> _Material supplied_
____________________

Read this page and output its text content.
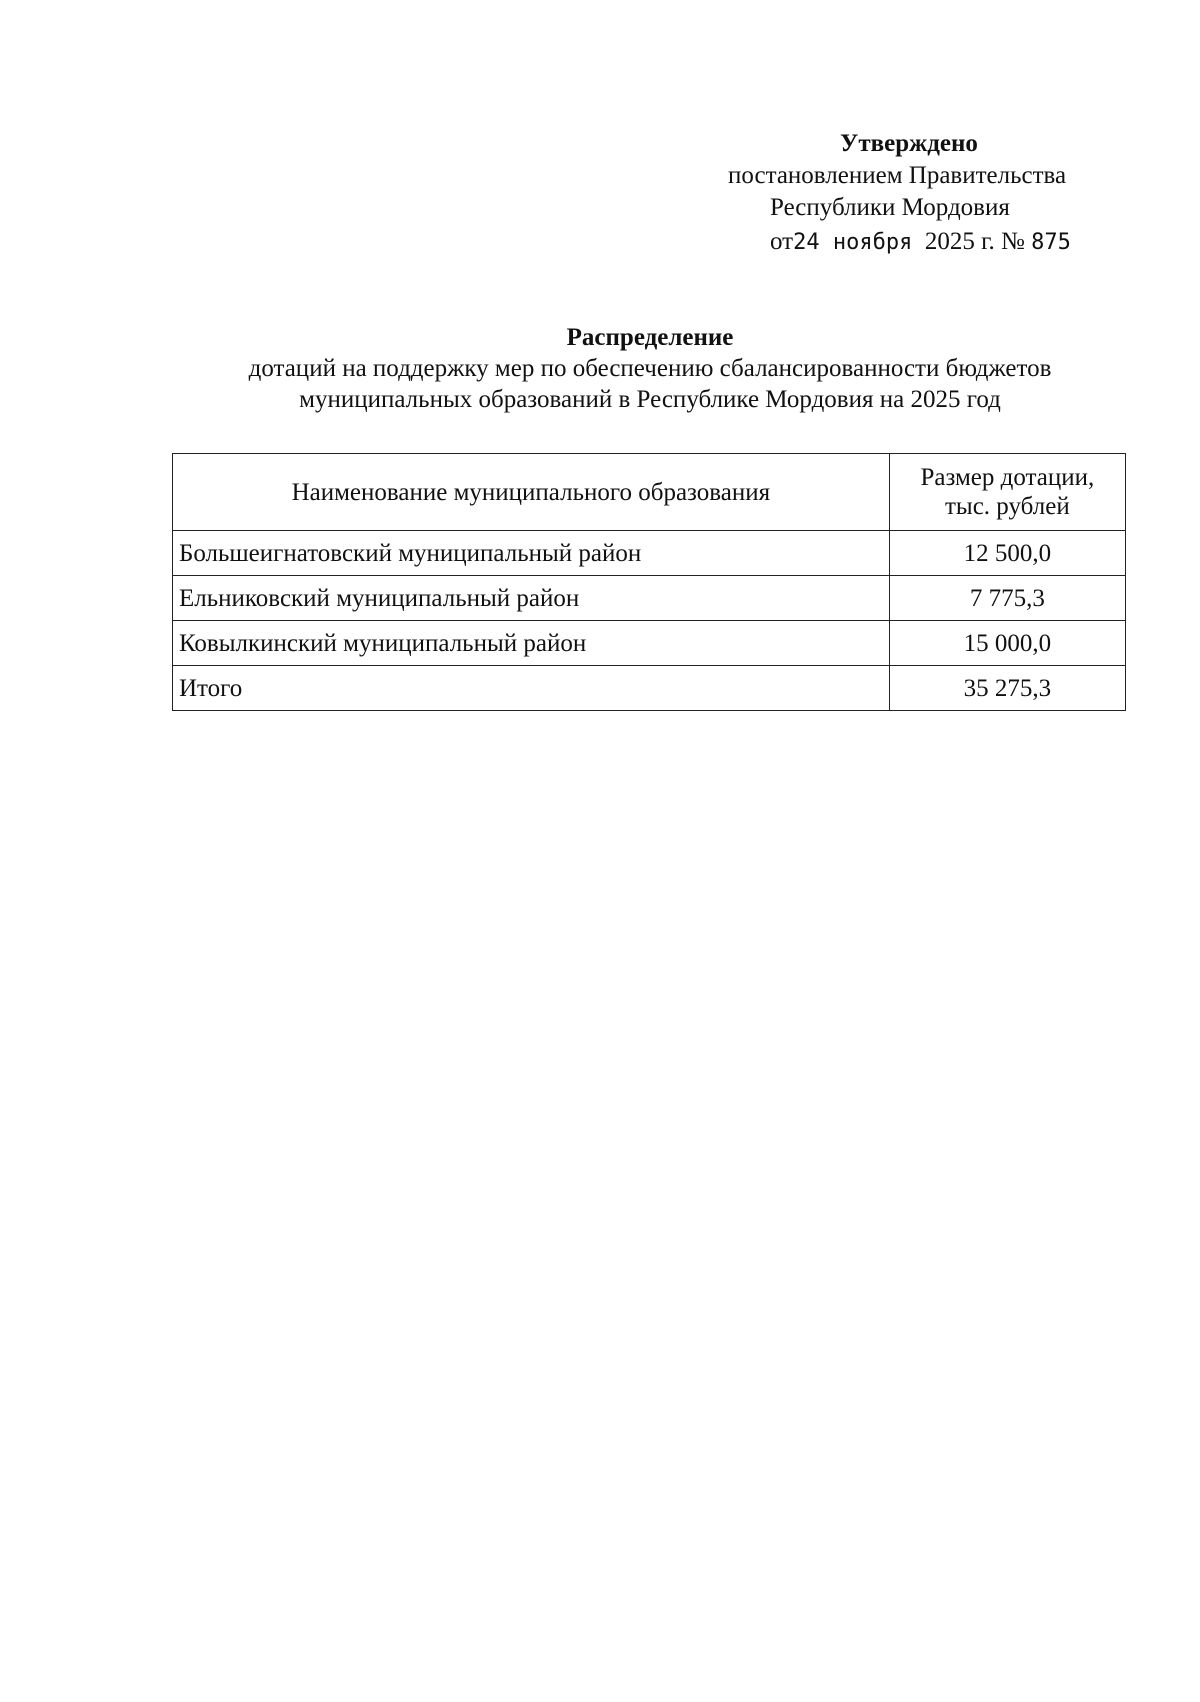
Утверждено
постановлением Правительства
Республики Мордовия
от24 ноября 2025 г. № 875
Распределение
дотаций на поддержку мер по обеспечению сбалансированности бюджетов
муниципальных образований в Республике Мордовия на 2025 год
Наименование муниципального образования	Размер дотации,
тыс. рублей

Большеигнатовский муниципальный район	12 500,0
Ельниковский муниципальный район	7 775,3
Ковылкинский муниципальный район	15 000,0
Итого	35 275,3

____________________

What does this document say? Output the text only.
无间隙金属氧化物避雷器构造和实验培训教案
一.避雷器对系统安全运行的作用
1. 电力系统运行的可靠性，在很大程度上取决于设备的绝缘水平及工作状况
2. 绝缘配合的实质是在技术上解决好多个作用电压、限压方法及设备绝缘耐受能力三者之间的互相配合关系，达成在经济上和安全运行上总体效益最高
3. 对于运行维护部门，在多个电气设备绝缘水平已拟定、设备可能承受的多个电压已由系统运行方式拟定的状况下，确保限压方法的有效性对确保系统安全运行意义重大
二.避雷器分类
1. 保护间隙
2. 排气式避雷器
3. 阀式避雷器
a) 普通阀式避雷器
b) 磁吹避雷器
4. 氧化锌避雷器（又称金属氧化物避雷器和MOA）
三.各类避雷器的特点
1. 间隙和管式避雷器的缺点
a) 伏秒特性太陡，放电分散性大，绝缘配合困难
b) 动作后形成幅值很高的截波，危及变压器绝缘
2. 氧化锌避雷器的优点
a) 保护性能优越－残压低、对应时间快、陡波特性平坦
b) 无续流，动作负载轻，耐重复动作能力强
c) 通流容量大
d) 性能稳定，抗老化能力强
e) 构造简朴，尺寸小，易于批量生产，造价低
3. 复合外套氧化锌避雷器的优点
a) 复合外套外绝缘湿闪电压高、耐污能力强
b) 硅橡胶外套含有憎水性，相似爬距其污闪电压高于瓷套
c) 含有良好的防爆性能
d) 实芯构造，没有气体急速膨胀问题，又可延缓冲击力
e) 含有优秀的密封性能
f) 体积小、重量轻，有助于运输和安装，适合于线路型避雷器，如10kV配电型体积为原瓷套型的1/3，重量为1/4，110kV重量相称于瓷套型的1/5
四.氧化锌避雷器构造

____________________

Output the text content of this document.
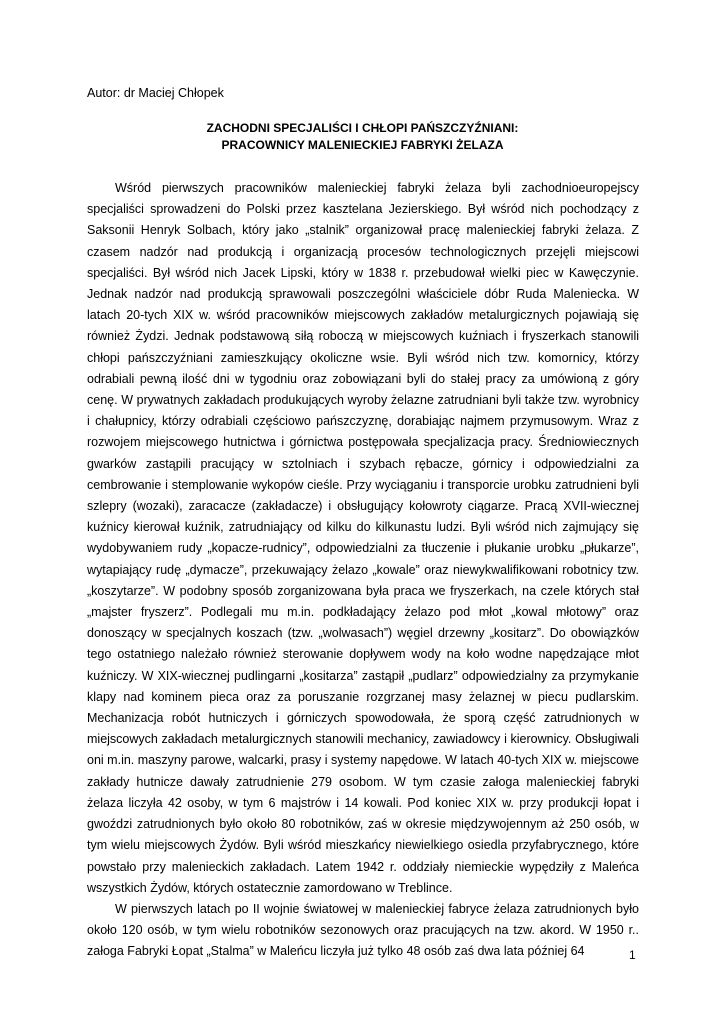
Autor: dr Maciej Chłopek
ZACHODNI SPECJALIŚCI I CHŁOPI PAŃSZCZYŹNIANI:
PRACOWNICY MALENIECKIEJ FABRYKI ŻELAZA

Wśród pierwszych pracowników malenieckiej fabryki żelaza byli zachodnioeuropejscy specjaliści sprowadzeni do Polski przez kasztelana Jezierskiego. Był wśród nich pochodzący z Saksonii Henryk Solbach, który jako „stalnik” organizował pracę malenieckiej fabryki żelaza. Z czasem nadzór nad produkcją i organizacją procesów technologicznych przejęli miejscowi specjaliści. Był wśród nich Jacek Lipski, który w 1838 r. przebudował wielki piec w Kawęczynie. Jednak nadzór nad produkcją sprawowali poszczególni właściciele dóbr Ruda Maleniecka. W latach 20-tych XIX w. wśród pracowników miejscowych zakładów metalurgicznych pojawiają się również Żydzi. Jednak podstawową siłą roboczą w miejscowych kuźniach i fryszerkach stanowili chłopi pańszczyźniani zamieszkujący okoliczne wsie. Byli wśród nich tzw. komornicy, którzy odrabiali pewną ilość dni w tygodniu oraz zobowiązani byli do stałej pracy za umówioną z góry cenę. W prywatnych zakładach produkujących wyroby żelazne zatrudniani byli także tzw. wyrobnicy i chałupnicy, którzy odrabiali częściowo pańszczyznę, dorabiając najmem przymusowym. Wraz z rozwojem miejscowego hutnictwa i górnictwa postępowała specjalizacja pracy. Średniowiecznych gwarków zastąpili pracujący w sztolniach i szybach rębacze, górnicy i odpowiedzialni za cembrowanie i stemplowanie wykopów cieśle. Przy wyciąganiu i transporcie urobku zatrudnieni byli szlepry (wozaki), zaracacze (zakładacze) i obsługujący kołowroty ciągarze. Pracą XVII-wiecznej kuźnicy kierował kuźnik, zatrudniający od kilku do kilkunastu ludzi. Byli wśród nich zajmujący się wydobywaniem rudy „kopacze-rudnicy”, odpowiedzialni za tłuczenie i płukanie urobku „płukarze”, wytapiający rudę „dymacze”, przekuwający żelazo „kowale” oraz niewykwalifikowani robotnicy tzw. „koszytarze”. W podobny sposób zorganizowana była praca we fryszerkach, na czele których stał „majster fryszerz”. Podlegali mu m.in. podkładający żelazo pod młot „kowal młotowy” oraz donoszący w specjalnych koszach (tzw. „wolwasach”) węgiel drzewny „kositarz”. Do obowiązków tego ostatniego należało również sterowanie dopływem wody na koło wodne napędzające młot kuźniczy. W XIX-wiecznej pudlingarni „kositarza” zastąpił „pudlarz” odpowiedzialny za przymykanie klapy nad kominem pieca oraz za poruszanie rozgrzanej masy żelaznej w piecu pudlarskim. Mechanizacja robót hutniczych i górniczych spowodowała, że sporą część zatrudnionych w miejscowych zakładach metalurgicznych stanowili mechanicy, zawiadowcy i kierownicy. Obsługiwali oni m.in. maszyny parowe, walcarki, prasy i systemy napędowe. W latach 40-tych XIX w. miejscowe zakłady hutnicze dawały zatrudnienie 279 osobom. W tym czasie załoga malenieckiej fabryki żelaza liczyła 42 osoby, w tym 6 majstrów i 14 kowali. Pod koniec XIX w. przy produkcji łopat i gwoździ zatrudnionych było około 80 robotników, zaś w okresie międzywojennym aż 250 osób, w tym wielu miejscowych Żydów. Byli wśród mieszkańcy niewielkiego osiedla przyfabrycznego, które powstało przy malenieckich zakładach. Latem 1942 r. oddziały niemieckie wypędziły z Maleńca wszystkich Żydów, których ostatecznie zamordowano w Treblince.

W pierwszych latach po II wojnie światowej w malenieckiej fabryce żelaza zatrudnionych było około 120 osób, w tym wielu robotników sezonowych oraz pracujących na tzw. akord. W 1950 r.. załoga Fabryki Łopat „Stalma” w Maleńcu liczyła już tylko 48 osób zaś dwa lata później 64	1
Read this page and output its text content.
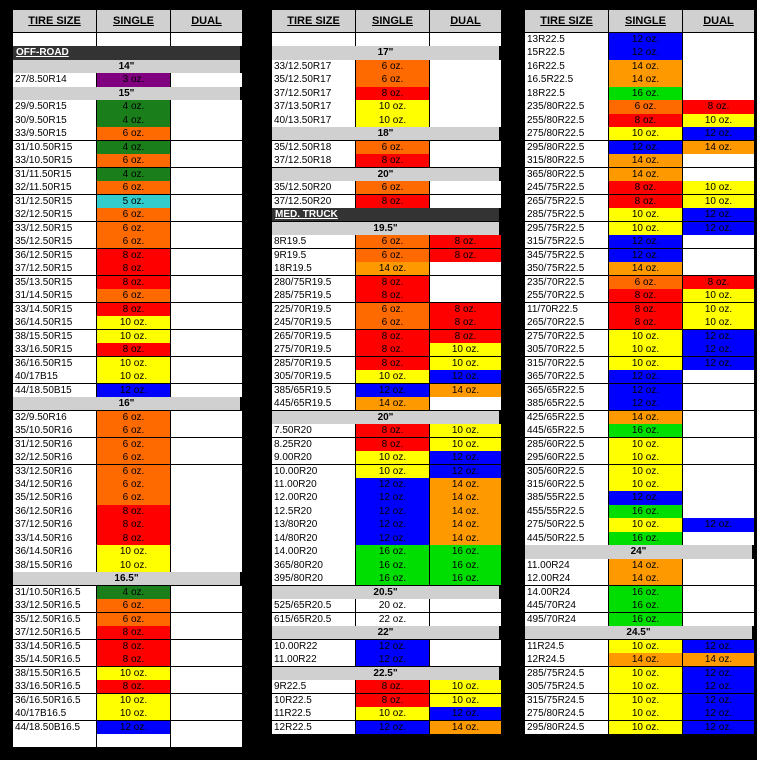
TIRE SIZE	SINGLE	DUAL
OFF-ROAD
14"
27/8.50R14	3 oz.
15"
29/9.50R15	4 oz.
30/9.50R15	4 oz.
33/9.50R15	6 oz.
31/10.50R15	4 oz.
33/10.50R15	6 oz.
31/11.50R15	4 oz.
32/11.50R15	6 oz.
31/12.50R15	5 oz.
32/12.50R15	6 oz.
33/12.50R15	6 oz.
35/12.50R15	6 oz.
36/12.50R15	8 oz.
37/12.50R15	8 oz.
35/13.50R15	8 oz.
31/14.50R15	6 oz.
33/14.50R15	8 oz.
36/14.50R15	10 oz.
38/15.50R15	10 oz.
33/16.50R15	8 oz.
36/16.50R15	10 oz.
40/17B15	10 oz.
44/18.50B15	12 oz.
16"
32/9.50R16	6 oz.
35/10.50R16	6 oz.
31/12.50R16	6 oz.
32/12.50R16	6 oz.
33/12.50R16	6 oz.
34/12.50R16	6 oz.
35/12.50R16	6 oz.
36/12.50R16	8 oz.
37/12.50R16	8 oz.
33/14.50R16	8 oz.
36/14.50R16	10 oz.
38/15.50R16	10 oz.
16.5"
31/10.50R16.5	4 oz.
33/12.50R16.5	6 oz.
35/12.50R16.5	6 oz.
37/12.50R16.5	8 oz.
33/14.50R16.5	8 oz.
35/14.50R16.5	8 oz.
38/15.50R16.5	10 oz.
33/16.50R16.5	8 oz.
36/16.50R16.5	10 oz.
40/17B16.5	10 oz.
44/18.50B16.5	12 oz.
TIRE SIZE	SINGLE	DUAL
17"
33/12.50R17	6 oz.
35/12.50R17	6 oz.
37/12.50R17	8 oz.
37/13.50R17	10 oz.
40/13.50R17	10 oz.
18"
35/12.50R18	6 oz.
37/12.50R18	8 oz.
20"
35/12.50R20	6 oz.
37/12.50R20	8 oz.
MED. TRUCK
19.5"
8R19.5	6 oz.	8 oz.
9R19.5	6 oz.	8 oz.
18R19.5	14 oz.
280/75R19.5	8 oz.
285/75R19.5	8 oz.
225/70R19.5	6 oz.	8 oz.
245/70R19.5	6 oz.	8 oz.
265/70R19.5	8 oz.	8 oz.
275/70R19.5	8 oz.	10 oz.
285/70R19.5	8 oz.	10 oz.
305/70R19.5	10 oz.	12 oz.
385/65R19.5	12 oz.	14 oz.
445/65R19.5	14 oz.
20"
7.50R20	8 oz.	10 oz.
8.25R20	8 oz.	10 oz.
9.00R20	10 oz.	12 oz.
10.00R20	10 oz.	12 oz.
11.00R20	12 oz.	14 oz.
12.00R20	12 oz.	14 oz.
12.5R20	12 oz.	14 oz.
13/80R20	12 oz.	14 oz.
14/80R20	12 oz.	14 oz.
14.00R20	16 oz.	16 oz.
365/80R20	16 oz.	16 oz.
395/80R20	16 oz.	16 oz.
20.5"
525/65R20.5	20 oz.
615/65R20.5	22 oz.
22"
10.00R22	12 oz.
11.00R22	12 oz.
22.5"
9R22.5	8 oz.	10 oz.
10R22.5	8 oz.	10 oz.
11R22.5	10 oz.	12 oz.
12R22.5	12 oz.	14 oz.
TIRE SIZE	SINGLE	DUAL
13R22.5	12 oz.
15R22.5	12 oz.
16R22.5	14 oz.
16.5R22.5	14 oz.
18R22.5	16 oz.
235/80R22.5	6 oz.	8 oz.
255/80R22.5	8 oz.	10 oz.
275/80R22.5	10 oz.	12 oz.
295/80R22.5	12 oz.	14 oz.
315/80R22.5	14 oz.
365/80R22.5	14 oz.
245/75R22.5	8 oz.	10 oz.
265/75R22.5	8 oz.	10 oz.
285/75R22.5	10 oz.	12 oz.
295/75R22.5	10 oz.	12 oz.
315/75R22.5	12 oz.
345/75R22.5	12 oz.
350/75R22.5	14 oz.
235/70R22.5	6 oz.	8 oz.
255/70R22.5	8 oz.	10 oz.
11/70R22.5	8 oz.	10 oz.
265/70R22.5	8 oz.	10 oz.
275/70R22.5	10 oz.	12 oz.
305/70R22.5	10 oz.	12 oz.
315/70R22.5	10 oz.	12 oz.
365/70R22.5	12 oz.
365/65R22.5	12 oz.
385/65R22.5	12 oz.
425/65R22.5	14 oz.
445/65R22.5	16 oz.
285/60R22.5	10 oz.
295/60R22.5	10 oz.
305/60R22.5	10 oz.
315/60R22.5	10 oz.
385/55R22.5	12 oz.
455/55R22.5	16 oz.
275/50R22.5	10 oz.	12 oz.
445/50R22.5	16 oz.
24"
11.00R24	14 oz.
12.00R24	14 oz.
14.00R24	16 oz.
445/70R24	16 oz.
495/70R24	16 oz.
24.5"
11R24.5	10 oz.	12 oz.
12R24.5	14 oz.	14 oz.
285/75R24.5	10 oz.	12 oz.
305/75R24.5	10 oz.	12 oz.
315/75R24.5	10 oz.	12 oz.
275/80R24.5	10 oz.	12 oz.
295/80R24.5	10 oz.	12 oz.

____________________

> _Exercise directions_
Where a line contains the string "Мордовия", extract that line.

> _Response below_
Республики Мордовия
муниципальных образований в Республике Мордовия на 2025 год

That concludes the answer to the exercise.